### WORK TO COMPLETE
Compile every line that includes the word "Rouen".
-- EXERCISE INPUT start --
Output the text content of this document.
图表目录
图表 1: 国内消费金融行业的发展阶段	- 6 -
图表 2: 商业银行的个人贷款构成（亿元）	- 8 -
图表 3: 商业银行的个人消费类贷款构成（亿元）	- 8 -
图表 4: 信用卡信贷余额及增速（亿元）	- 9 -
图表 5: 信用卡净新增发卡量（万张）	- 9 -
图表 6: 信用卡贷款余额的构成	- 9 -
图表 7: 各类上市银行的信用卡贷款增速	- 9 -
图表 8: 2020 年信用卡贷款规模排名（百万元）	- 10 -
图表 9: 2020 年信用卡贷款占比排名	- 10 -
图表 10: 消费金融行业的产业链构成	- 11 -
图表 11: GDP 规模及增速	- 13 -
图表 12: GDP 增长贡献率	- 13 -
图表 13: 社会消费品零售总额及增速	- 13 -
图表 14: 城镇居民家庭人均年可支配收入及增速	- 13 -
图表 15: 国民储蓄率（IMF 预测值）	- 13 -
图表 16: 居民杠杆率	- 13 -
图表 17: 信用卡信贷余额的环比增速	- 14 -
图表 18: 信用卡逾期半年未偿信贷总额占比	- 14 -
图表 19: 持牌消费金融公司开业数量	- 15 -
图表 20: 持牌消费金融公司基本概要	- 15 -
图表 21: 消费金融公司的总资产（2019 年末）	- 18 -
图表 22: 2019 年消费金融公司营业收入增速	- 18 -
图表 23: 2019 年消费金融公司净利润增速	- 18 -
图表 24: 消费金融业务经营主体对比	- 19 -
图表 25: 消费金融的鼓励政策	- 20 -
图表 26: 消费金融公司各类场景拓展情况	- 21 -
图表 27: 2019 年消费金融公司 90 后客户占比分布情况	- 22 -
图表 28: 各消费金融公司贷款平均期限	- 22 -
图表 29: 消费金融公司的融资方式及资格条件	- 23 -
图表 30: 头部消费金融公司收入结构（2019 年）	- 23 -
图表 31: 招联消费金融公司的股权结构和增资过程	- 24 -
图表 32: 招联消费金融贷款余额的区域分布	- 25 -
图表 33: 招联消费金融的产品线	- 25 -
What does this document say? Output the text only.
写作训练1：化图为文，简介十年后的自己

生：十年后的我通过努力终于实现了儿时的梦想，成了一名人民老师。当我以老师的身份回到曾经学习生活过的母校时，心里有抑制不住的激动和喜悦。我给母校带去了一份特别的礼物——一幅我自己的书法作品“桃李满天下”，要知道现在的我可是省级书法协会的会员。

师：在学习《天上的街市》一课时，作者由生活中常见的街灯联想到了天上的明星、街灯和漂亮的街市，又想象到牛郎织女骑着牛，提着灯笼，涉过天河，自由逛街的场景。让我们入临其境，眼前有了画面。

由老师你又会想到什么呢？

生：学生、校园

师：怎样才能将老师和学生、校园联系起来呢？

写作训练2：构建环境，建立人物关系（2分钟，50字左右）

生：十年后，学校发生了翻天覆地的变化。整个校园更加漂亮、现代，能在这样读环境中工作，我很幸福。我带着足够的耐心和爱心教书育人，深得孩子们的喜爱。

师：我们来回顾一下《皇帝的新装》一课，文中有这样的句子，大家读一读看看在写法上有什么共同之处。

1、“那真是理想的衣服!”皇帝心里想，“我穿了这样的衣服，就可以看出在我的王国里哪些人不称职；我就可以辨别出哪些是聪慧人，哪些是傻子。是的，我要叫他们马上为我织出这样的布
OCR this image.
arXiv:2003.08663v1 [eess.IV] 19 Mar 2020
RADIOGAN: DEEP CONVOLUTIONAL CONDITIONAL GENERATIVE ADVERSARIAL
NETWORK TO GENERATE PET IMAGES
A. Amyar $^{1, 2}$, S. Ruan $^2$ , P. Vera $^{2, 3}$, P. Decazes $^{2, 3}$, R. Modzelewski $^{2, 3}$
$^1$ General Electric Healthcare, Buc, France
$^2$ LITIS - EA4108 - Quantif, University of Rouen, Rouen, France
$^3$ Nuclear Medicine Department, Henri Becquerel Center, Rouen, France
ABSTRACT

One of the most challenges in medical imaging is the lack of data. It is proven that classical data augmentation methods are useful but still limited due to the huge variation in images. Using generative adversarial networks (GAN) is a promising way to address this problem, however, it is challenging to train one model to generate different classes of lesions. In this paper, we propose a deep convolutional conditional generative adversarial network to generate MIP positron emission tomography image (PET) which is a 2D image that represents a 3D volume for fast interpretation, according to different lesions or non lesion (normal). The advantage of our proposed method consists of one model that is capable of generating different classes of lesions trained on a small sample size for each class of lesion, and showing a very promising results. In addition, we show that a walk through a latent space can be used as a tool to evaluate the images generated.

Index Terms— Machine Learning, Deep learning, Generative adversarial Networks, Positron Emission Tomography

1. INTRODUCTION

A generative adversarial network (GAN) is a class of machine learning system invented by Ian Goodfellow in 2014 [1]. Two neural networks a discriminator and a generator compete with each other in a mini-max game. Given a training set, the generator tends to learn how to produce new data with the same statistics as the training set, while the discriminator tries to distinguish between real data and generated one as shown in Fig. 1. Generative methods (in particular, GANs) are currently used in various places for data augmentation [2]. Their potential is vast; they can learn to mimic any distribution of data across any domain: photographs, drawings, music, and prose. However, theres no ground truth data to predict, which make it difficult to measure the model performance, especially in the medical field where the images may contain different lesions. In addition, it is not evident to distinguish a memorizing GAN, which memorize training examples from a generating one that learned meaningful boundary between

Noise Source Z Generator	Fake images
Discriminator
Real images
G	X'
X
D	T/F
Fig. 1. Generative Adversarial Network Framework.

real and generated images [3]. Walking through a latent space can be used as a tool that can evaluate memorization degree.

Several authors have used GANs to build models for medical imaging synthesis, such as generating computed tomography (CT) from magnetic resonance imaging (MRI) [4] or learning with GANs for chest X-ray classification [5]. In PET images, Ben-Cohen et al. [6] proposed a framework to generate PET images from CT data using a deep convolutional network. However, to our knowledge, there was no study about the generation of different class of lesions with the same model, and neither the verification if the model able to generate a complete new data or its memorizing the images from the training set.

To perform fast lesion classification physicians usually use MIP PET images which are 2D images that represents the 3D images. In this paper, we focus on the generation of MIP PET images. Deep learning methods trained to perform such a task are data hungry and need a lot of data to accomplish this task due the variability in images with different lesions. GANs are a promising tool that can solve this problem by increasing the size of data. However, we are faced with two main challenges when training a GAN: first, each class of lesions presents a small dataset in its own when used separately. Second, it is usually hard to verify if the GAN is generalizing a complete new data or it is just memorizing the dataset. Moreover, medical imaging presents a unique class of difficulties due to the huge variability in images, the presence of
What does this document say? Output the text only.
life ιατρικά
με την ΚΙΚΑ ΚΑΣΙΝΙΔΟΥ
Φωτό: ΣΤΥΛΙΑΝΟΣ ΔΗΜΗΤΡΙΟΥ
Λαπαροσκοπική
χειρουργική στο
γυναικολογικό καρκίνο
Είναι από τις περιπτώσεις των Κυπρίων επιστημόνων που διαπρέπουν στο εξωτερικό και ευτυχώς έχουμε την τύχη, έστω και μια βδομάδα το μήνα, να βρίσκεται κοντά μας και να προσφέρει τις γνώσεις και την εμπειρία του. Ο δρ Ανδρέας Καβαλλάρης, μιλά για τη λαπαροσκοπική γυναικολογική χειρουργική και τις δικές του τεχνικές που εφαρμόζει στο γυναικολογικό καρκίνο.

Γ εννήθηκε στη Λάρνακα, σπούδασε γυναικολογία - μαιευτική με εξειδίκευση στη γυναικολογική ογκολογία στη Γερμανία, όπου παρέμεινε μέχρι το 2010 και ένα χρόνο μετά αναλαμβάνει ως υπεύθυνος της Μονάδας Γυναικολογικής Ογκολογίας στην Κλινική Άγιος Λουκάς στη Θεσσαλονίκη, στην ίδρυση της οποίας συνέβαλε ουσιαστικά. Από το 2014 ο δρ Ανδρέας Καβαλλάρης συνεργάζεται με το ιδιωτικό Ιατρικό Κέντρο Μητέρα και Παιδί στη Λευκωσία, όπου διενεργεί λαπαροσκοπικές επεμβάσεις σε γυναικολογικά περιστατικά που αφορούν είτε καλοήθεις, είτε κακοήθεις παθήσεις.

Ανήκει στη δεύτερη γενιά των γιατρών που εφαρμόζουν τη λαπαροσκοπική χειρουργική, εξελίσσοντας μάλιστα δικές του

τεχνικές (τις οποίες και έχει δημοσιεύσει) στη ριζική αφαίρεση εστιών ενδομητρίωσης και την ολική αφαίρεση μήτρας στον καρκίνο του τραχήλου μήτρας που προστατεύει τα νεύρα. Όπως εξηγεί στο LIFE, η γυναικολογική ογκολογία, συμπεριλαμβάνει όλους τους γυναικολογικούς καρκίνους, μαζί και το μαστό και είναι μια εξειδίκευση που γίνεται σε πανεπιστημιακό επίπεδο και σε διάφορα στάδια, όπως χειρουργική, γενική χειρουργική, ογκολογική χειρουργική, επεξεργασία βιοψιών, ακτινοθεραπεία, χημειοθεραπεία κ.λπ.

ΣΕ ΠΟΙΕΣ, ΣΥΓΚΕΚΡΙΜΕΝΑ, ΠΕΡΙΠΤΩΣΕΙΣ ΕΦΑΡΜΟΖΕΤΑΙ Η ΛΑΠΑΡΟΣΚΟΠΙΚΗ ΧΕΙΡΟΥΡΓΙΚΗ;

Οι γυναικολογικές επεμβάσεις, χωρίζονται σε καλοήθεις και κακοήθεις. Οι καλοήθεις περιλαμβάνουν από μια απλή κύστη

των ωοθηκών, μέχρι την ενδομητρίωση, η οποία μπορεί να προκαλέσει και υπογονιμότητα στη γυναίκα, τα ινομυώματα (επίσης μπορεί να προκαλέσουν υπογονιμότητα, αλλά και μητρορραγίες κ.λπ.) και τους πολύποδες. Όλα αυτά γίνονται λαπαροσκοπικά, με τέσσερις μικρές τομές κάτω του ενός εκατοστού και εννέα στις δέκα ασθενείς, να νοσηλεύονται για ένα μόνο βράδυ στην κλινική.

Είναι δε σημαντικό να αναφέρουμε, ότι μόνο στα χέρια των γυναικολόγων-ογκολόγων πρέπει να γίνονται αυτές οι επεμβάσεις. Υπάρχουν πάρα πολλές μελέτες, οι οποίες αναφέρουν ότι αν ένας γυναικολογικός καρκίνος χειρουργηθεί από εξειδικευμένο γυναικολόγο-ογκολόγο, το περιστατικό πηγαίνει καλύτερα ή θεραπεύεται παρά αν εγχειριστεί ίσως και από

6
-- EXERCISE INPUT end --
### FULL SOLUTION
$^2$ LITIS - EA4108 - Quantif, University of Rouen, Rouen, France
$^3$ Nuclear Medicine Department, Henri Becquerel Center, Rouen, France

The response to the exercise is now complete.